begin Data supplied

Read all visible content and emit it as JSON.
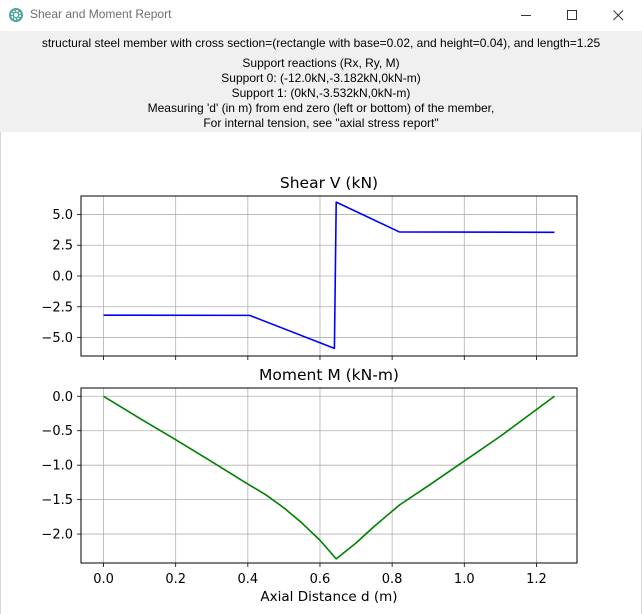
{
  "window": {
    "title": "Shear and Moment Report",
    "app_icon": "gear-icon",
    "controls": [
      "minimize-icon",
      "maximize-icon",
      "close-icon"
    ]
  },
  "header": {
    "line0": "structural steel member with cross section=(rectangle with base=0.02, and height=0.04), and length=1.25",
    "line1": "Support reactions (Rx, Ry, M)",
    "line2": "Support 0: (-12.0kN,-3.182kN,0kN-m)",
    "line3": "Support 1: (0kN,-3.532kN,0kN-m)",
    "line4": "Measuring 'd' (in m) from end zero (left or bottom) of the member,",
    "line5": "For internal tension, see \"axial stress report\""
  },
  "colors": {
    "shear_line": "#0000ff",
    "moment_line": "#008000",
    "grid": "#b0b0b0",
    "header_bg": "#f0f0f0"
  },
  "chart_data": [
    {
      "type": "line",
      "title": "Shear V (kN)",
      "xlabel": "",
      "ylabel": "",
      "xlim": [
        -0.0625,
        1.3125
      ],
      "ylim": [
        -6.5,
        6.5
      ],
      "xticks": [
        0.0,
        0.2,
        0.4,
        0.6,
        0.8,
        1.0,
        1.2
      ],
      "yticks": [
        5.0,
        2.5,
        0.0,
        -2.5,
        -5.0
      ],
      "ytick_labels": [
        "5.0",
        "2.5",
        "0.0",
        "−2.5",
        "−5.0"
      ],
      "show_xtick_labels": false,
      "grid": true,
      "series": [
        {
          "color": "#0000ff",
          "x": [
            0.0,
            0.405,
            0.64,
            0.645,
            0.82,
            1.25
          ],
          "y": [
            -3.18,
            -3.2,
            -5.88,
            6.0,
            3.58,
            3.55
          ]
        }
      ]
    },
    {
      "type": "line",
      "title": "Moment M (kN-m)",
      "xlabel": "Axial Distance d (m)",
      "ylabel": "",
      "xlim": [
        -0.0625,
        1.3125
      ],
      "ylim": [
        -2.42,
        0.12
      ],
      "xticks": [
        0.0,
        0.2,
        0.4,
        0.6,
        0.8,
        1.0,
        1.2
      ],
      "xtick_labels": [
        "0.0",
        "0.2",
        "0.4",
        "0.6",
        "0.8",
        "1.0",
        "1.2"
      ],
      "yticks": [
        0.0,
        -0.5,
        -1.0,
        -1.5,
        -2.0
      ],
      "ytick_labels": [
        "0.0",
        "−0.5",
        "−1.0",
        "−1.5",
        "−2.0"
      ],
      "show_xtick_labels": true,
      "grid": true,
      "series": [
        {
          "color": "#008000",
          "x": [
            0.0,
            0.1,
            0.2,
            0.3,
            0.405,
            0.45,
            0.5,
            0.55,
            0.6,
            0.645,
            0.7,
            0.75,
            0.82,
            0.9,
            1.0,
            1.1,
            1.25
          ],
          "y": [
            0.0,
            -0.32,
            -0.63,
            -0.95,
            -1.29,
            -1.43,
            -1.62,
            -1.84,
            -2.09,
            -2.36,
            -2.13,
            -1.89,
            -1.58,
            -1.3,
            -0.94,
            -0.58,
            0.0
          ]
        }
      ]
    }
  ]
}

end Data supplied
begin Data supplied

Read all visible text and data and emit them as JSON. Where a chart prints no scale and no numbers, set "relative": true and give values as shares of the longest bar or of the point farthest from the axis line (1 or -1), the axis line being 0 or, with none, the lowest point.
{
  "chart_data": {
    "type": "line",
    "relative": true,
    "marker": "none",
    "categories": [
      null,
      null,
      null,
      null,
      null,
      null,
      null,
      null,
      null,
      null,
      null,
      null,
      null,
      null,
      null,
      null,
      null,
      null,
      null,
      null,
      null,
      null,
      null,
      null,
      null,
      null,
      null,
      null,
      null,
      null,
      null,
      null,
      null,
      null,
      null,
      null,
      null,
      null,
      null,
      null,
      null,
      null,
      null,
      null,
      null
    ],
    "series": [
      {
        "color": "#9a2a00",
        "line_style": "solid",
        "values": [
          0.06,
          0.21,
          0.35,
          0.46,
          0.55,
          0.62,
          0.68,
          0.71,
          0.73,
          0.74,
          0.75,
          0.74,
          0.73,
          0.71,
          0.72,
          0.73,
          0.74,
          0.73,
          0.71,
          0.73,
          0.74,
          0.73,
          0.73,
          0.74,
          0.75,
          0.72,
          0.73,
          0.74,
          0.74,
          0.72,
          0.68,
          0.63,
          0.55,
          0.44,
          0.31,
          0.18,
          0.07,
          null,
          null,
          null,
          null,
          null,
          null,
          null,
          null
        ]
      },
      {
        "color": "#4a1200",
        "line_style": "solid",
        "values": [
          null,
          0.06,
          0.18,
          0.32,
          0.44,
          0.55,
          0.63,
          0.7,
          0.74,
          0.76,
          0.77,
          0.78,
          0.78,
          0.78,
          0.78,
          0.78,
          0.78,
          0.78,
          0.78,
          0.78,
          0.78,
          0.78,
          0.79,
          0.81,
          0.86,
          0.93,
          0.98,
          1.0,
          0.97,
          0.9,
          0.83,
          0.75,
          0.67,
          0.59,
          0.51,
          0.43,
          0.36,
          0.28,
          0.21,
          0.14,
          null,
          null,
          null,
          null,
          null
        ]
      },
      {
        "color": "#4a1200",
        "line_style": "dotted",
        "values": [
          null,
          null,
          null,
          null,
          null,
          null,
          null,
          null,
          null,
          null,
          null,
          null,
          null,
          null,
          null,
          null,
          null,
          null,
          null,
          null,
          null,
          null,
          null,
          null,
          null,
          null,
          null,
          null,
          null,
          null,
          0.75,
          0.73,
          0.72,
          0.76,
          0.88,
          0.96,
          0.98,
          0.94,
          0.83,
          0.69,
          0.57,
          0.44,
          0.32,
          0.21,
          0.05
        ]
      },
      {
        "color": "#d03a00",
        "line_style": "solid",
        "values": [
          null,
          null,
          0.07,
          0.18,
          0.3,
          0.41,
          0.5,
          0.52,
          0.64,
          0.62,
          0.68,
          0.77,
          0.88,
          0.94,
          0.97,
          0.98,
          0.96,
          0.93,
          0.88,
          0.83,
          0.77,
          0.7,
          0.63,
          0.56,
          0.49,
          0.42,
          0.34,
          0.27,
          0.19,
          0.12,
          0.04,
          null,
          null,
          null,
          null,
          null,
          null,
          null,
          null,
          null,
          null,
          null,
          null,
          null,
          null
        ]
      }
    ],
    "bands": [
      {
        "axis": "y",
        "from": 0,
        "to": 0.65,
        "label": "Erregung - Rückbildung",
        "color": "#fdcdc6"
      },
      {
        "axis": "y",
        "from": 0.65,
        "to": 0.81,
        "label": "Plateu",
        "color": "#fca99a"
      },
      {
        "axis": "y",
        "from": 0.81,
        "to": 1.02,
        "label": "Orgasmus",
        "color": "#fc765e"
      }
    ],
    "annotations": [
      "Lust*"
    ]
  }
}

end Data supplied

Identify which lines contain the word "from" and copy each one.

Response to this exercise -
    "line4": "Measuring 'd' (in m) from end zero (left or bottom) of the member,",
Read all visible text and data and emit them as JSON. Where a chart prints no scale and no numbers, set "relative": true and give values as shares of the longest bar or of the point farthest from the axis line (1 or -1), the axis line being 0 or, with none, the lowest point.
        "from": 0,
        "from": 0.65,
        "from": 0.81,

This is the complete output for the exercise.